* Begin *

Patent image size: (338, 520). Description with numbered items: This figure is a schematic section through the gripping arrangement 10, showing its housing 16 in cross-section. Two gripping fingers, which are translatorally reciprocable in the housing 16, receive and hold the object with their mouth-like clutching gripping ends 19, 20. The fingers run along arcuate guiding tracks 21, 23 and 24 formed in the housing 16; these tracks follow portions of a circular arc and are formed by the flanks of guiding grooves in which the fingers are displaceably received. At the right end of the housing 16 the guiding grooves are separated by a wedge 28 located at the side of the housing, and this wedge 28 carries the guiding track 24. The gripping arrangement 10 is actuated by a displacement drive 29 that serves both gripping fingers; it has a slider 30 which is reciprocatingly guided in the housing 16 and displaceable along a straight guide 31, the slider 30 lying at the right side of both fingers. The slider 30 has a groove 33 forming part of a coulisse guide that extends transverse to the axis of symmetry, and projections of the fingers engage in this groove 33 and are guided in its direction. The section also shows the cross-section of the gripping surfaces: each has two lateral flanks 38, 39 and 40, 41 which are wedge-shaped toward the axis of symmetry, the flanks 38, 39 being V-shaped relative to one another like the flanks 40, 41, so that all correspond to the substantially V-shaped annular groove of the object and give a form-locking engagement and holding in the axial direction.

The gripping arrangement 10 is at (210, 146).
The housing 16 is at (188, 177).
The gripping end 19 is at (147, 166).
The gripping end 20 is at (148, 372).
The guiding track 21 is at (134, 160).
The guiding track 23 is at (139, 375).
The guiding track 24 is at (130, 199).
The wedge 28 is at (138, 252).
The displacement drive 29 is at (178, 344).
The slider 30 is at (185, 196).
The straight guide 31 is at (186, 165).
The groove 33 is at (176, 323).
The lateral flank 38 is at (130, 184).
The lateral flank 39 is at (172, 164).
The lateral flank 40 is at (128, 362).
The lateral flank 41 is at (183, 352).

* End *

**TASK DIRECTIONS:** Copy out every line of the records above, word for word.

**WRITTEN RESPONSE:**
Patent image size: (338, 520). Description with numbered items: This figure is a schematic section through the gripping arrangement 10, showing its housing 16 in cross-section. Two gripping fingers, which are translatorally reciprocable in the housing 16, receive and hold the object with their mouth-like clutching gripping ends 19, 20. The fingers run along arcuate guiding tracks 21, 23 and 24 formed in the housing 16; these tracks follow portions of a circular arc and are formed by the flanks of guiding grooves in which the fingers are displaceably received. At the right end of the housing 16 the guiding grooves are separated by a wedge 28 located at the side of the housing, and this wedge 28 carries the guiding track 24. The gripping arrangement 10 is actuated by a displacement drive 29 that serves both gripping fingers; it has a slider 30 which is reciprocatingly guided in the housing 16 and displaceable along a straight guide 31, the slider 30 lying at the right side of both fingers. The slider 30 has a groove 33 forming part of a coulisse guide that extends transverse to the axis of symmetry, and projections of the fingers engage in this groove 33 and are guided in its direction. The section also shows the cross-section of the gripping surfaces: each has two lateral flanks 38, 39 and 40, 41 which are wedge-shaped toward the axis of symmetry, the flanks 38, 39 being V-shaped relative to one another like the flanks 40, 41, so that all correspond to the substantially V-shaped annular groove of the object and give a form-locking engagement and holding in the axial direction.

The gripping arrangement 10 is at (210, 146).
The housing 16 is at (188, 177).
The gripping end 19 is at (147, 166).
The gripping end 20 is at (148, 372).
The guiding track 21 is at (134, 160).
The guiding track 23 is at (139, 375).
The guiding track 24 is at (130, 199).
The wedge 28 is at (138, 252).
The displacement drive 29 is at (178, 344).
The slider 30 is at (185, 196).
The straight guide 31 is at (186, 165).
The groove 33 is at (176, 323).
The lateral flank 38 is at (130, 184).
The lateral flank 39 is at (172, 164).
The lateral flank 40 is at (128, 362).
The lateral flank 41 is at (183, 352).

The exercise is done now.